>> START Exercise material

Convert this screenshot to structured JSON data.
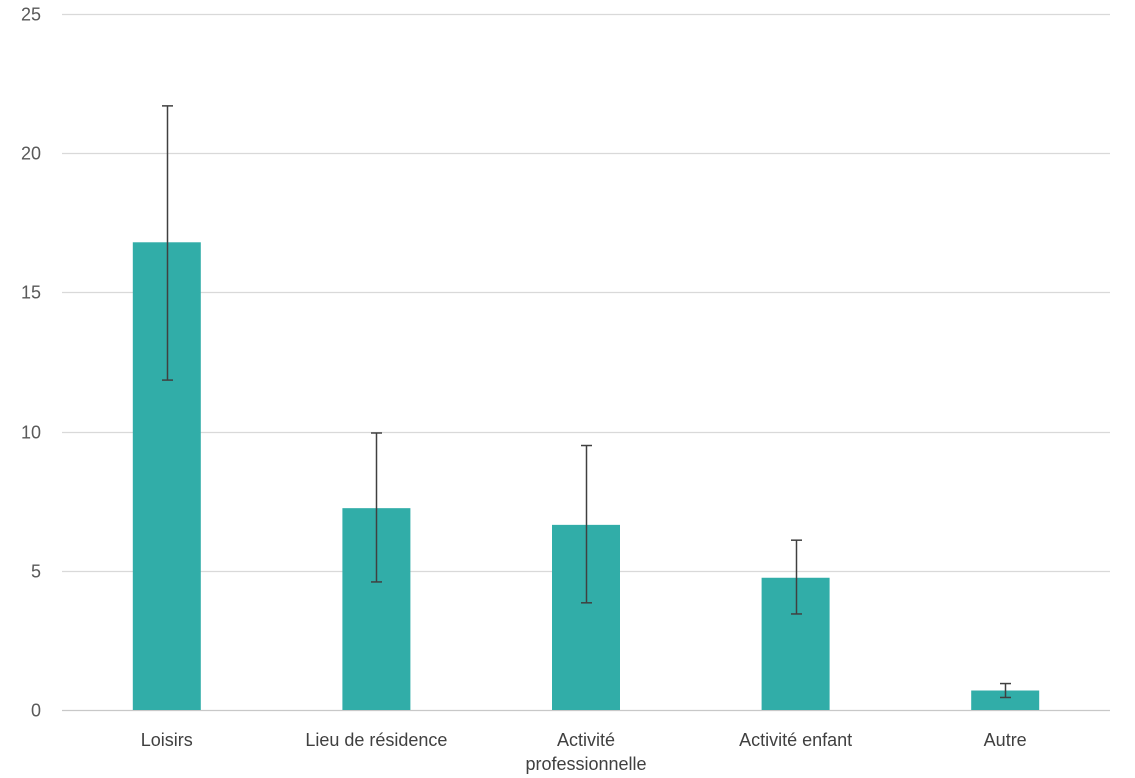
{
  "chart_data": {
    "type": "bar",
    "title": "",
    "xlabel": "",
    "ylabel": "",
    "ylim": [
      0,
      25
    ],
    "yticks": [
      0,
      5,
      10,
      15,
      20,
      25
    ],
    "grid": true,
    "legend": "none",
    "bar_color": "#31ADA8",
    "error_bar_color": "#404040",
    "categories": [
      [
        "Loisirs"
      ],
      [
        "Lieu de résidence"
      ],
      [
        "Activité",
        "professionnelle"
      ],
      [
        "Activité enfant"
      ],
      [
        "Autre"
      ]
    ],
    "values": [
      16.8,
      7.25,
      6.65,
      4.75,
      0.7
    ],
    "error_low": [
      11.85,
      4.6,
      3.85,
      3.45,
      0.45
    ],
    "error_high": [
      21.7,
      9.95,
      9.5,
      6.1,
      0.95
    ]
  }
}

>> END Exercise material

Restate every record exactly, please; do not copy the pictures.

Convert this screenshot to structured JSON data.
{
  "chart_data": {
    "type": "bar",
    "title": "",
    "xlabel": "",
    "ylabel": "",
    "ylim": [
      0,
      25
    ],
    "yticks": [
      0,
      5,
      10,
      15,
      20,
      25
    ],
    "grid": true,
    "legend": "none",
    "bar_color": "#31ADA8",
    "error_bar_color": "#404040",
    "categories": [
      [
        "Loisirs"
      ],
      [
        "Lieu de résidence"
      ],
      [
        "Activité",
        "professionnelle"
      ],
      [
        "Activité enfant"
      ],
      [
        "Autre"
      ]
    ],
    "values": [
      16.8,
      7.25,
      6.65,
      4.75,
      0.7
    ],
    "error_low": [
      11.85,
      4.6,
      3.85,
      3.45,
      0.45
    ],
    "error_high": [
      21.7,
      9.95,
      9.5,
      6.1,
      0.95
    ]
  }
}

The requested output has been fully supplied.